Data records
--- Begin ---

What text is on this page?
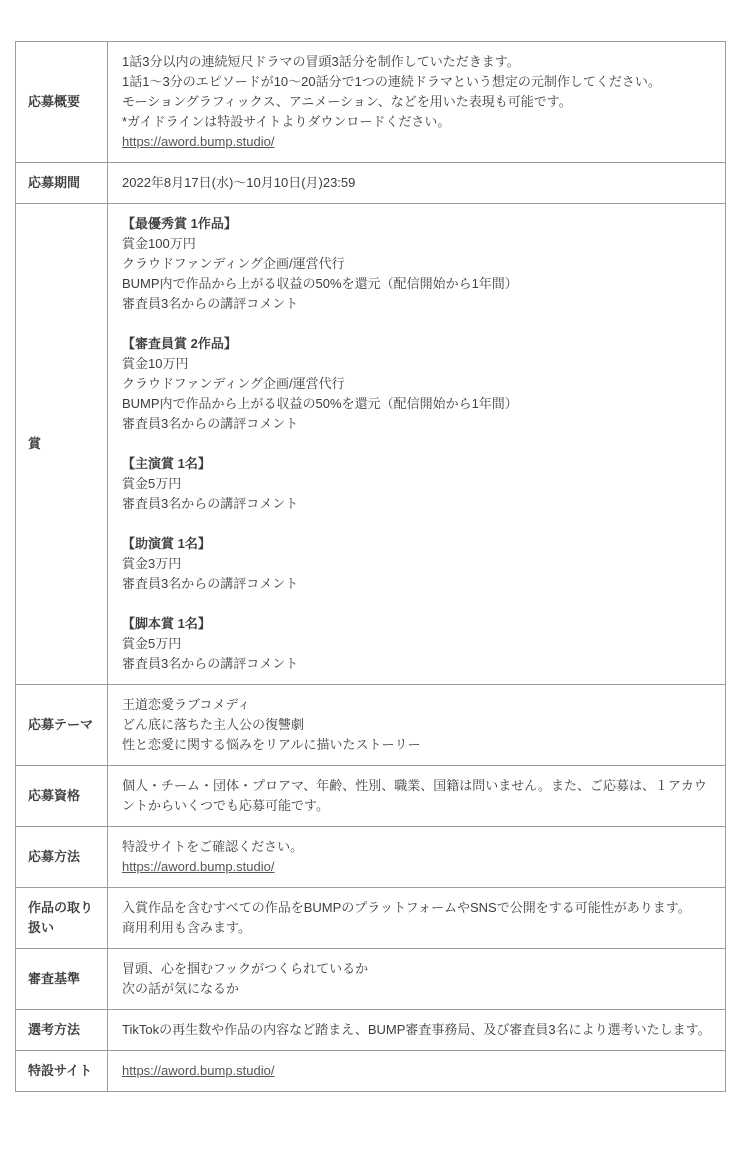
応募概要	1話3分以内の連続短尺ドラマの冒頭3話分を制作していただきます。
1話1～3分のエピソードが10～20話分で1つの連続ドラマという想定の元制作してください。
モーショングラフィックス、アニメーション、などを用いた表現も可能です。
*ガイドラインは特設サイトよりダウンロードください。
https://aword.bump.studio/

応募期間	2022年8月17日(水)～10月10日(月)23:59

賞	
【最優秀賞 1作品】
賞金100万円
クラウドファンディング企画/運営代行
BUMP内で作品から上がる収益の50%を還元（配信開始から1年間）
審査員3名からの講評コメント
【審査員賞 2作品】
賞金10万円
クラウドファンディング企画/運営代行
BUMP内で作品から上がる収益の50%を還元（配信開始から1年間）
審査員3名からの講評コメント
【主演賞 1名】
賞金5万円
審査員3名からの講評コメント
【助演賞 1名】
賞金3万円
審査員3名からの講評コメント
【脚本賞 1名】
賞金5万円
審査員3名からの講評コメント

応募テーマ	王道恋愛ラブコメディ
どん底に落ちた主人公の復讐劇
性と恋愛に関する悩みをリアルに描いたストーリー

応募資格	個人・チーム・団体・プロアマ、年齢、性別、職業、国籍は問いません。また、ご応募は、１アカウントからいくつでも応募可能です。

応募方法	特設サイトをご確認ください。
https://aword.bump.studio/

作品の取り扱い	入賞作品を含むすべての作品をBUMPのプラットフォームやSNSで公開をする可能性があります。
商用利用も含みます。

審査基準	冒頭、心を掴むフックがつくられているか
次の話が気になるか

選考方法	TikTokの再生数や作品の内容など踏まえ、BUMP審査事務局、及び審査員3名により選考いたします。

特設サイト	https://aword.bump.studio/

--- End ---

> What you are asked to do:
Leaving all pictures aside, quote each record exactly.

> Worked answer:
What text is on this page?
応募概要	1話3分以内の連続短尺ドラマの冒頭3話分を制作していただきます。
1話1～3分のエピソードが10～20話分で1つの連続ドラマという想定の元制作してください。
モーショングラフィックス、アニメーション、などを用いた表現も可能です。
*ガイドラインは特設サイトよりダウンロードください。
https://aword.bump.studio/

応募期間	2022年8月17日(水)～10月10日(月)23:59

賞	
【最優秀賞 1作品】
賞金100万円
クラウドファンディング企画/運営代行
BUMP内で作品から上がる収益の50%を還元（配信開始から1年間）
審査員3名からの講評コメント
【審査員賞 2作品】
賞金10万円
クラウドファンディング企画/運営代行
BUMP内で作品から上がる収益の50%を還元（配信開始から1年間）
審査員3名からの講評コメント
【主演賞 1名】
賞金5万円
審査員3名からの講評コメント
【助演賞 1名】
賞金3万円
審査員3名からの講評コメント
【脚本賞 1名】
賞金5万円
審査員3名からの講評コメント

応募テーマ	王道恋愛ラブコメディ
どん底に落ちた主人公の復讐劇
性と恋愛に関する悩みをリアルに描いたストーリー

応募資格	個人・チーム・団体・プロアマ、年齢、性別、職業、国籍は問いません。また、ご応募は、１アカウントからいくつでも応募可能です。

応募方法	特設サイトをご確認ください。
https://aword.bump.studio/

作品の取り扱い	入賞作品を含むすべての作品をBUMPのプラットフォームやSNSで公開をする可能性があります。
商用利用も含みます。

審査基準	冒頭、心を掴むフックがつくられているか
次の話が気になるか

選考方法	TikTokの再生数や作品の内容など踏まえ、BUMP審査事務局、及び審査員3名により選考いたします。

特設サイト	https://aword.bump.studio/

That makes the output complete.